◆ Job ◆
Each entry below is to be printed verbatim.

◆ Data in this exercise ◆
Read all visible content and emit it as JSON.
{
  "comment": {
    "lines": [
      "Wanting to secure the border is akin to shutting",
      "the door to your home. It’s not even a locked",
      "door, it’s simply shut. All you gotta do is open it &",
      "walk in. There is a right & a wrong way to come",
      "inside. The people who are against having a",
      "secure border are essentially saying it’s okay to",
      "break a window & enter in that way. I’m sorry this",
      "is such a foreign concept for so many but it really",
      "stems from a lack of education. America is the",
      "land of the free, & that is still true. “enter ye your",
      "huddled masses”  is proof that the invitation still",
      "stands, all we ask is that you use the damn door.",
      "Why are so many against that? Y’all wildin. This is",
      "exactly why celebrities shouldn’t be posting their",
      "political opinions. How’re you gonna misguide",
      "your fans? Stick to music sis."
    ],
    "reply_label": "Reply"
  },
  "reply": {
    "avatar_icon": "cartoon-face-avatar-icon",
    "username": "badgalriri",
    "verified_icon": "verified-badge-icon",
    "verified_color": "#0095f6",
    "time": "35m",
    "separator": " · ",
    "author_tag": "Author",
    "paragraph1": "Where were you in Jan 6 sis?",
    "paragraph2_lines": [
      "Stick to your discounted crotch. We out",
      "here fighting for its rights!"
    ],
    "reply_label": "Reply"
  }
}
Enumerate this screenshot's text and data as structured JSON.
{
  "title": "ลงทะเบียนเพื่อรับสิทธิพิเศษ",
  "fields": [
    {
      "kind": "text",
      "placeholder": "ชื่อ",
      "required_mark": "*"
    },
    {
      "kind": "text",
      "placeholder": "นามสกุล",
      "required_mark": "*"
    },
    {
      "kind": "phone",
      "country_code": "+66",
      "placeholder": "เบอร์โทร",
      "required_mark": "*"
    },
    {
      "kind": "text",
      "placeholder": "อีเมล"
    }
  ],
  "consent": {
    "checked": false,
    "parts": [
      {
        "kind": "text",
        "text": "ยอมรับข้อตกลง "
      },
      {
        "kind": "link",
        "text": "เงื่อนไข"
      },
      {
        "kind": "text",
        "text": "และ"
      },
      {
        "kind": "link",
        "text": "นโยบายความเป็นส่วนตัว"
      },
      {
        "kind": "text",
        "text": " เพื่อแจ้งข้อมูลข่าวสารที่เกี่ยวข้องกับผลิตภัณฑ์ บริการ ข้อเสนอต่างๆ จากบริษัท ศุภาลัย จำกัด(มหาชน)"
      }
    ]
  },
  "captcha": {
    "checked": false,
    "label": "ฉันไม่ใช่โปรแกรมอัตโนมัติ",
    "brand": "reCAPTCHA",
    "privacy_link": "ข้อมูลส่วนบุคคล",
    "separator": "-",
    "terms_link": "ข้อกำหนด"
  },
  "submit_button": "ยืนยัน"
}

◆ Written reply ◆
Read all visible content and emit it as JSON.
{
  "comment": {
    "lines": [
      "Wanting to secure the border is akin to shutting",
      "the door to your home. It’s not even a locked",
      "door, it’s simply shut. All you gotta do is open it &",
      "walk in. There is a right & a wrong way to come",
      "inside. The people who are against having a",
      "secure border are essentially saying it’s okay to",
      "break a window & enter in that way. I’m sorry this",
      "is such a foreign concept for so many but it really",
      "stems from a lack of education. America is the",
      "land of the free, & that is still true. “enter ye your",
      "huddled masses”  is proof that the invitation still",
      "stands, all we ask is that you use the damn door.",
      "Why are so many against that? Y’all wildin. This is",
      "exactly why celebrities shouldn’t be posting their",
      "political opinions. How’re you gonna misguide",
      "your fans? Stick to music sis."
    ],
    "reply_label": "Reply"
  },
  "reply": {
    "avatar_icon": "cartoon-face-avatar-icon",
    "username": "badgalriri",
    "verified_icon": "verified-badge-icon",
    "verified_color": "#0095f6",
    "time": "35m",
    "separator": " · ",
    "author_tag": "Author",
    "paragraph1": "Where were you in Jan 6 sis?",
    "paragraph2_lines": [
      "Stick to your discounted crotch. We out",
      "here fighting for its rights!"
    ],
    "reply_label": "Reply"
  }
}
Enumerate this screenshot's text and data as structured JSON.
{
  "title": "ลงทะเบียนเพื่อรับสิทธิพิเศษ",
  "fields": [
    {
      "kind": "text",
      "placeholder": "ชื่อ",
      "required_mark": "*"
    },
    {
      "kind": "text",
      "placeholder": "นามสกุล",
      "required_mark": "*"
    },
    {
      "kind": "phone",
      "country_code": "+66",
      "placeholder": "เบอร์โทร",
      "required_mark": "*"
    },
    {
      "kind": "text",
      "placeholder": "อีเมล"
    }
  ],
  "consent": {
    "checked": false,
    "parts": [
      {
        "kind": "text",
        "text": "ยอมรับข้อตกลง "
      },
      {
        "kind": "link",
        "text": "เงื่อนไข"
      },
      {
        "kind": "text",
        "text": "และ"
      },
      {
        "kind": "link",
        "text": "นโยบายความเป็นส่วนตัว"
      },
      {
        "kind": "text",
        "text": " เพื่อแจ้งข้อมูลข่าวสารที่เกี่ยวข้องกับผลิตภัณฑ์ บริการ ข้อเสนอต่างๆ จากบริษัท ศุภาลัย จำกัด(มหาชน)"
      }
    ]
  },
  "captcha": {
    "checked": false,
    "label": "ฉันไม่ใช่โปรแกรมอัตโนมัติ",
    "brand": "reCAPTCHA",
    "privacy_link": "ข้อมูลส่วนบุคคล",
    "separator": "-",
    "terms_link": "ข้อกำหนด"
  },
  "submit_button": "ยืนยัน"
}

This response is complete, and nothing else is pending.